** START OF EXERCISE MATERIALS **
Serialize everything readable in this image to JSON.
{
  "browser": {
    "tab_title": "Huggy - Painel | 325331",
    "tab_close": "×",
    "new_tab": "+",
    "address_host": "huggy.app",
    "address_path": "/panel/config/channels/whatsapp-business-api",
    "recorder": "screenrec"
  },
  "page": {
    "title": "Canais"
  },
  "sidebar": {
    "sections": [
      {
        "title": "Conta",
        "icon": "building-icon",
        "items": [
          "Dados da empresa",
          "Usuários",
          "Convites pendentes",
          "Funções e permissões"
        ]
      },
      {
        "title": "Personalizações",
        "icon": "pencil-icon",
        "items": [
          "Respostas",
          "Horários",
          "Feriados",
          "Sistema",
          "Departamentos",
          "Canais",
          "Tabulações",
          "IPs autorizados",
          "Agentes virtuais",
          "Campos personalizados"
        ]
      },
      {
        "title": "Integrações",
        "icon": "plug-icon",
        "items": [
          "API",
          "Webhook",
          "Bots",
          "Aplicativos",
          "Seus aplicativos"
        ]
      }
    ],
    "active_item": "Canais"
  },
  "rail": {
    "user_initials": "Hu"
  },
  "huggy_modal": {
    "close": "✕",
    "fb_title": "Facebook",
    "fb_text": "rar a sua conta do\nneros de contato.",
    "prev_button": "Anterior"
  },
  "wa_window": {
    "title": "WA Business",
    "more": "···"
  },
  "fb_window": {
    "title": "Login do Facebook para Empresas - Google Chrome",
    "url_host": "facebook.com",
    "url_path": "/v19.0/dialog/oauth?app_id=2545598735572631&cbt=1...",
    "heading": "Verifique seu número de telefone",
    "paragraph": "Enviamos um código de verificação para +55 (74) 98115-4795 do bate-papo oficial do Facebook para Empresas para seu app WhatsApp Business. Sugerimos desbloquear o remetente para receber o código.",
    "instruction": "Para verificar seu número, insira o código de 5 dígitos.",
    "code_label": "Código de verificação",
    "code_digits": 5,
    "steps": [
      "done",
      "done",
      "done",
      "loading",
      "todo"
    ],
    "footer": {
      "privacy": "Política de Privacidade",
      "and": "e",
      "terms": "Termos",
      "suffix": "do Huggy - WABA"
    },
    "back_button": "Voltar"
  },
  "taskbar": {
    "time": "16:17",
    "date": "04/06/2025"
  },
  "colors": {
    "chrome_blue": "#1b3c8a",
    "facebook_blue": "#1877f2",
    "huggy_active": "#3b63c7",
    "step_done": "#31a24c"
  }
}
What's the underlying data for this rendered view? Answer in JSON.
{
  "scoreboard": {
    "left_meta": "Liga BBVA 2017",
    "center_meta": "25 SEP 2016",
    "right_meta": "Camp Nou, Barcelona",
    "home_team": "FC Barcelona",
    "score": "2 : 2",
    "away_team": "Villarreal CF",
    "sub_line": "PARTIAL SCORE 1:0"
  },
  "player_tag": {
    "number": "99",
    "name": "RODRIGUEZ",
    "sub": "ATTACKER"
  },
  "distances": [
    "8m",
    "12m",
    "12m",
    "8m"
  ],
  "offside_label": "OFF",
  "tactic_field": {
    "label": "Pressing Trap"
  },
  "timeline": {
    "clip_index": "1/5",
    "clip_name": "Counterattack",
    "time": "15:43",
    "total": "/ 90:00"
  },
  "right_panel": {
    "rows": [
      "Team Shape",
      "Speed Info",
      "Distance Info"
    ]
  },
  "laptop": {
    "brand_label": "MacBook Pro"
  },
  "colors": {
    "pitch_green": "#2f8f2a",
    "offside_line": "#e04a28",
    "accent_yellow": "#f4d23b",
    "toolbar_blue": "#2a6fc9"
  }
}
** END OF EXERCISE MATERIALS **
**YOUR TASK**:
Every line from the line containing "What's the underlying" to the last line of the material above must be repeated exactly, and no other line.

**FULL OUTPUT**:
What's the underlying data for this rendered view? Answer in JSON.
{
  "scoreboard": {
    "left_meta": "Liga BBVA 2017",
    "center_meta": "25 SEP 2016",
    "right_meta": "Camp Nou, Barcelona",
    "home_team": "FC Barcelona",
    "score": "2 : 2",
    "away_team": "Villarreal CF",
    "sub_line": "PARTIAL SCORE 1:0"
  },
  "player_tag": {
    "number": "99",
    "name": "RODRIGUEZ",
    "sub": "ATTACKER"
  },
  "distances": [
    "8m",
    "12m",
    "12m",
    "8m"
  ],
  "offside_label": "OFF",
  "tactic_field": {
    "label": "Pressing Trap"
  },
  "timeline": {
    "clip_index": "1/5",
    "clip_name": "Counterattack",
    "time": "15:43",
    "total": "/ 90:00"
  },
  "right_panel": {
    "rows": [
      "Team Shape",
      "Speed Info",
      "Distance Info"
    ]
  },
  "laptop": {
    "brand_label": "MacBook Pro"
  },
  "colors": {
    "pitch_green": "#2f8f2a",
    "offside_line": "#e04a28",
    "accent_yellow": "#f4d23b",
    "toolbar_blue": "#2a6fc9"
  }
}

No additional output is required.